◆ SET EXERCISE: Indicate only the number of lines in the listing below in which the word "全国主要钢材品种库存总量" appears.

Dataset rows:
================================
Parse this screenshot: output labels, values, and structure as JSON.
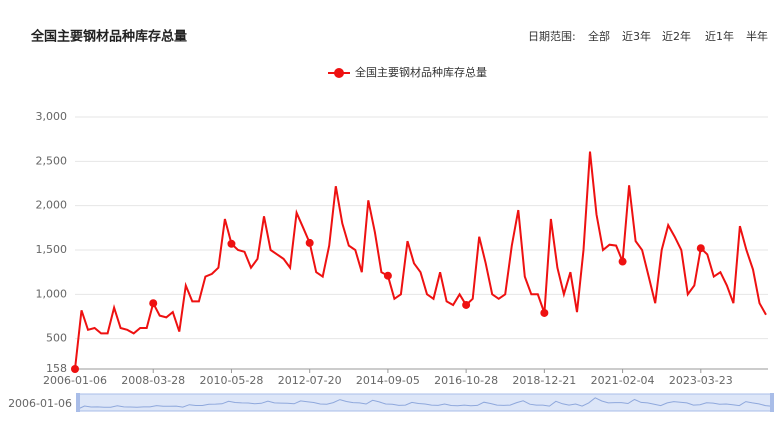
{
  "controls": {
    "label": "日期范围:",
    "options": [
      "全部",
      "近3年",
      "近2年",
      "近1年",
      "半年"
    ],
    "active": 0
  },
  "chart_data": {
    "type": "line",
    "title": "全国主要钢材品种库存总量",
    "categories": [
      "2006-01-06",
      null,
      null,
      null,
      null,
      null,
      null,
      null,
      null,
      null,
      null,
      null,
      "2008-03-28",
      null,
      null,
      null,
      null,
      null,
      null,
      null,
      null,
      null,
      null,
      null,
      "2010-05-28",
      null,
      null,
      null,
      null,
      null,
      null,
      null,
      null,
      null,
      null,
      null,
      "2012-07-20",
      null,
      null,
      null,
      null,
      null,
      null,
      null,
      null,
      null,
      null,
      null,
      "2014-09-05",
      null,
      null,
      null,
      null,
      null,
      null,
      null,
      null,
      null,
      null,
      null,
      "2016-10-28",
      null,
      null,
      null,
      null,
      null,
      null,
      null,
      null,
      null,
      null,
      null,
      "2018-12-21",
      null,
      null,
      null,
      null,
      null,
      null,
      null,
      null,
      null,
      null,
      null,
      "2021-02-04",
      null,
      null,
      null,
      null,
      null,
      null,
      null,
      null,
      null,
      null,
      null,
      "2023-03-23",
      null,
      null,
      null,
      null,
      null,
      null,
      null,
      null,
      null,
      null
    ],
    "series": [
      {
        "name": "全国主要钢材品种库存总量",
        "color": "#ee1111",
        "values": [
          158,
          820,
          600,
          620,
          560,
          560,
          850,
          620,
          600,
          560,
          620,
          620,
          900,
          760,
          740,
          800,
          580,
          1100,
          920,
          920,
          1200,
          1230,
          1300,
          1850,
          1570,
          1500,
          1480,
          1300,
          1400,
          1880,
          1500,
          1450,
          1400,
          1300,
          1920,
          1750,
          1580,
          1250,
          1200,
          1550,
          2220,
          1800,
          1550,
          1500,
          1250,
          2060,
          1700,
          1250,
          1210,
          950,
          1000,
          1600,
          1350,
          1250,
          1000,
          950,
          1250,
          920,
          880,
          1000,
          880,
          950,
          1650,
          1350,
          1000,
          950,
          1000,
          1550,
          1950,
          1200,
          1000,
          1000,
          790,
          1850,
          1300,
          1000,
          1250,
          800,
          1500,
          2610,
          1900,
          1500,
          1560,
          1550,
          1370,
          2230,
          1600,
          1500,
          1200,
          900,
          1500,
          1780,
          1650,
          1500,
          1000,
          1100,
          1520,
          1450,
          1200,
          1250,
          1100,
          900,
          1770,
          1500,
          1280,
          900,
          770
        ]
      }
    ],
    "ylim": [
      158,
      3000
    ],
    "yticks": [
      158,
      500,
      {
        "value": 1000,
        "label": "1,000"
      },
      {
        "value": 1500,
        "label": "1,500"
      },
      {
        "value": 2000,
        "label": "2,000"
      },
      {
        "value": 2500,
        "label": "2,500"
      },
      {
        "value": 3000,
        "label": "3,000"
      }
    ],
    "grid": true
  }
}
================================
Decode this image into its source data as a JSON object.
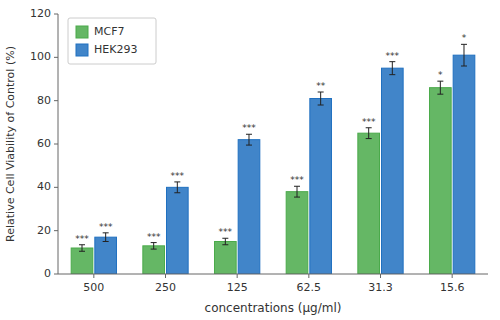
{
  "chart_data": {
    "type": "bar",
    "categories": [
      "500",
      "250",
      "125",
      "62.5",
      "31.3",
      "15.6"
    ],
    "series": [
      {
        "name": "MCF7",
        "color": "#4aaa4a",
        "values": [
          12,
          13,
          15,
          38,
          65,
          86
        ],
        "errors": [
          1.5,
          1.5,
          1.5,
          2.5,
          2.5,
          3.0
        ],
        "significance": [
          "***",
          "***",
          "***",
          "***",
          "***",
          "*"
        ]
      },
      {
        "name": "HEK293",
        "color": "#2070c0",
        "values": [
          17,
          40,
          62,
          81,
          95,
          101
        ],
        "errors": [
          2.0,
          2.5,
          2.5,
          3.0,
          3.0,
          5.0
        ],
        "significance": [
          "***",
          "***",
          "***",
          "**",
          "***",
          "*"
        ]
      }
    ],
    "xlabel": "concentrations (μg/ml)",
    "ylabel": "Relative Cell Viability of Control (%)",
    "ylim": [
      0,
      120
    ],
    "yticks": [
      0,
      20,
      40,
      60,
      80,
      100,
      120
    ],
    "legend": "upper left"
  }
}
================================
◆ ANSWER TO THE TASK: 2